----- Wybrany fragment -----
Skocz do zawartości

Jak się odkochać


Rekomendowane odpowiedzi

Jeśli się komuś nie spodoba dział, to proszę o przeniesienie do właściwego.

 

Jak już @Rnext przewidywał długo to nie potrwa - moja relacja z eM. Z tą, która zajebiście opierdala petardę.  Pytanie jak w temacie - jak się odkochać. Otóż tutaj chyba naprawdę można zapytać o odkochanie. Jak opiszę całą sytuację, to pewnie wylejecie na mnie mnóstwo pomyj ale jakoś mam to w dupie. Do rzeczy:

 

Nie ulega żadnym wątpliwościom, że mam mokry ale krótki lont: trudno jest go zapalić, ale jak się wkurwię, to niestety skutki bywają nieprzewidywalne. Em jest kobietą, która również często podchodzi do problemów życia codziennego bardzo nerwowo, ale równie szybko jej przechodzi. Niestety jest dość wścibska - ryje mi po FB. Ja nie mam tam niczego do ukrycia, jednak jednocześnie z przyzwyczajenia na bieżąco wywalam wszystkie rozmowy. Czasem rozmawiam za pośrednictwem FB z drugą EX ponieważ moja firma jest podwykonawcą jej firmy w zakresie audytów IT. Czasem jak znajdę coś śmiesznego na jbzd.pl coś, co wiem, ze ją rozbawi bo dotyczy sytuacji małżeńskiej to również jej podeśle tą drogą. Em zawsze się o to bardzo  wkurwia i robi o to straszne jazdy. Ostatnia taka jazda skończyła się tak, że rozkurwiłem telefon za parę tyś. PLN. No wiem. Debil jestem i wpadłem w furię. Ale jak ktoś mi ględzi, ględzi, ględzi i ględzi to nie dałem rady. Ostatnia zapowiedź awarii miała miejsce w piątek chyba. W czwartek jechałem do innego miasta odebrać wspomniane już wcześniej 911 Turbo S. Radocha jak cholera 560KM itp. No i co? No i pech. Przekroczenie prędkości w zabudowanym (jak jechałem w tamtą stronę) i PJ poszło się jebać na 3 miesiące. Do tego we wtorek znów wypierdzielam na Teneryfe na miesiąc - rozstanie z Em - długo jej nie będę widział.

 

I Em w takiej w sytuacji w piątek jak się ze mną żegna to zamiast się przytulić i powiedzieć coś miłego, cokolwiek, że jak tylko dzieciaki po 11. lutego wyjadą to będzie się cieszyć, że do mnie tam poleci albo coś, to znów z ryjem, że ja coś EX posłałem z jbzd.pl jakby to miało jakieś znaczenie. Tłumaczę, że wole mieć z nią (2. ex) takie relacje jak mam,  niż takie jak miałem z 1. ex, która mnie okradła na gigantyczne pieniądze na podziale majątku, na udziałach w firmie oraz tak nastawiła dzieci przeciwko mnie, że nie mam z nimi kontaktu. Ogólnie w sobotę jak już popatrzałem na tego czarnego potwora z żółtymi zaciskami, którym nie pojeżdżę przez 3 miesiące, wziąłem mieszankę pewnych tabsów z apteki, co do których wiem, że podziałają bardzo (nawet za bardzo) uspokajająco (podobnie do alko).
----- Wpisy -----
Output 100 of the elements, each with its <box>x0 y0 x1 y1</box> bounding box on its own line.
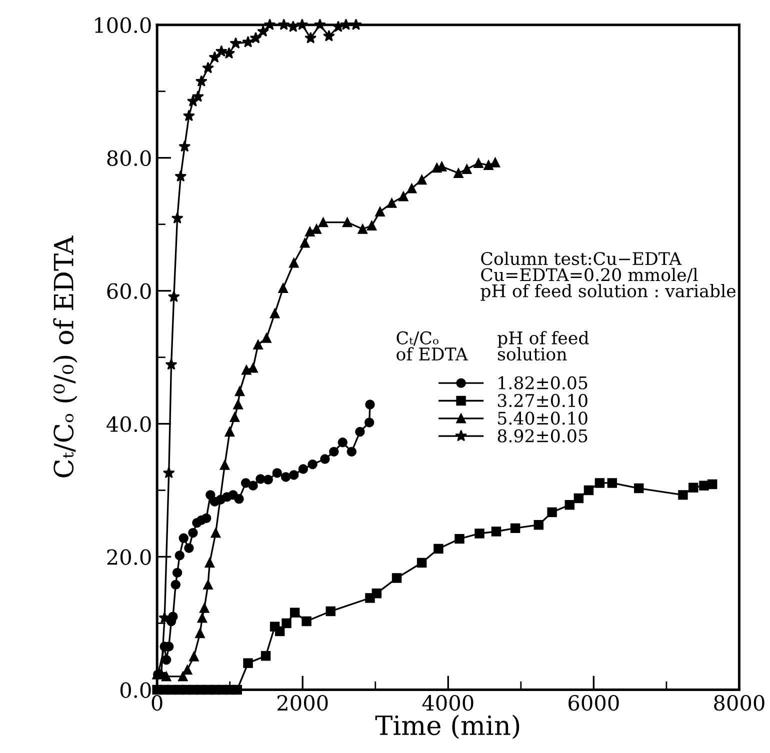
point <box>318 217 328 228</box>
point <box>270 308 280 318</box>
point <box>262 333 272 343</box>
point <box>172 568 182 578</box>
point <box>171 212 184 224</box>
point <box>230 412 240 422</box>
point <box>346 446 357 457</box>
point <box>707 479 718 490</box>
point <box>484 160 494 170</box>
point <box>304 32 317 44</box>
y-tick-label: 0.0 <box>120 682 151 698</box>
point <box>300 238 310 248</box>
point <box>202 62 214 74</box>
point <box>243 658 253 668</box>
point <box>233 400 243 410</box>
point <box>490 158 500 168</box>
point <box>454 168 464 178</box>
point <box>364 418 374 428</box>
point <box>174 170 187 182</box>
y-tick-label: 60.0 <box>107 283 151 300</box>
point <box>242 365 252 375</box>
point <box>416 558 427 568</box>
point <box>289 470 299 480</box>
point <box>195 628 205 638</box>
point <box>332 20 344 32</box>
point <box>210 528 221 538</box>
point <box>326 606 336 616</box>
point <box>289 258 299 268</box>
annotation: pH of feed solution <box>498 331 589 361</box>
point <box>416 174 427 185</box>
point <box>178 533 188 544</box>
point <box>574 493 584 504</box>
y-tick-label: 20.0 <box>107 549 151 565</box>
point <box>308 459 318 470</box>
point <box>699 480 709 490</box>
point <box>278 18 290 30</box>
point <box>375 206 385 217</box>
x-tick-label: 2000 <box>278 694 328 711</box>
point <box>322 30 335 42</box>
y-tick-label: 80.0 <box>107 150 151 166</box>
point <box>510 523 520 534</box>
legend-label: 8.92±0.05 <box>498 429 588 442</box>
point <box>248 480 258 490</box>
point <box>234 494 244 504</box>
y-tick-label: 100.0 <box>95 17 151 34</box>
point <box>305 226 315 236</box>
annotation: Cₜ/Cₒ of EDTA <box>396 331 468 361</box>
point <box>372 588 382 598</box>
annotation: Column test:Cu−EDTA Cu=EDTA=0.20 mmole/l pH of feed solution : variable <box>480 252 736 301</box>
point <box>168 290 180 302</box>
point <box>256 474 266 484</box>
point <box>223 47 236 59</box>
point <box>312 224 322 234</box>
point <box>232 684 242 695</box>
point <box>203 580 213 590</box>
legend-label: 1.82±0.05 <box>498 376 588 390</box>
point <box>200 603 210 613</box>
point <box>161 654 172 665</box>
y-axis-title: Cₜ/Cₒ (⁰/₀) of EDTA <box>53 236 78 478</box>
point <box>365 400 375 410</box>
point <box>282 618 292 628</box>
point <box>230 37 242 49</box>
point <box>398 192 408 202</box>
point <box>342 217 352 228</box>
x-axis-title: Time (min) <box>375 714 520 739</box>
point <box>174 550 184 560</box>
point <box>491 526 502 536</box>
point <box>462 164 472 174</box>
point <box>250 32 262 44</box>
point <box>168 612 178 622</box>
point <box>182 664 192 675</box>
y-tick-label: 40.0 <box>106 416 151 432</box>
point <box>358 224 368 234</box>
x-tick-label: 6000 <box>568 694 619 711</box>
point <box>189 652 199 662</box>
point <box>290 608 300 618</box>
point <box>215 45 228 57</box>
legend-label: 3.27±0.10 <box>498 394 588 408</box>
point <box>296 18 308 30</box>
point <box>220 460 230 470</box>
point <box>454 534 464 544</box>
point <box>287 20 300 32</box>
point <box>278 283 288 294</box>
point <box>547 507 557 518</box>
point <box>474 528 484 538</box>
point <box>206 490 216 500</box>
point <box>340 18 352 30</box>
point <box>178 140 191 152</box>
point <box>197 613 208 623</box>
point <box>329 446 339 457</box>
point <box>607 478 618 488</box>
point <box>234 386 245 396</box>
point <box>634 483 644 494</box>
point <box>272 468 282 478</box>
point <box>392 573 402 583</box>
point <box>338 438 348 448</box>
point <box>406 184 417 194</box>
point <box>280 472 291 482</box>
point <box>188 528 198 538</box>
point <box>274 626 285 636</box>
-----
→ Treść zadania:
Przepisz słowo w słowo fragment wpisu o odkochaniu od "I Em w takiej" aż do "(podobnie do alko).".

→ Odpowiedź pisemna:
I Em w takiej w sytuacji w piątek jak się ze mną żegna to zamiast się przytulić i powiedzieć coś miłego, cokolwiek, że jak tylko dzieciaki po 11. lutego wyjadą to będzie się cieszyć, że do mnie tam poleci albo coś, to znów z ryjem, że ja coś EX posłałem z jbzd.pl jakby to miało jakieś znaczenie. Tłumaczę, że wole mieć z nią (2. ex) takie relacje jak mam,  niż takie jak miałem z 1. ex, która mnie okradła na gigantyczne pieniądze na podziale majątku, na udziałach w firmie oraz tak nastawiła dzieci przeciwko mnie, że nie mam z nimi kontaktu. Ogólnie w sobotę jak już popatrzałem na tego czarnego potwora z żółtymi zaciskami, którym nie pojeżdżę przez 3 miesiące, wziąłem mieszankę pewnych tabsów z apteki, co do których wiem, że podziałają bardzo (nawet za bardzo) uspokajająco (podobnie do alko).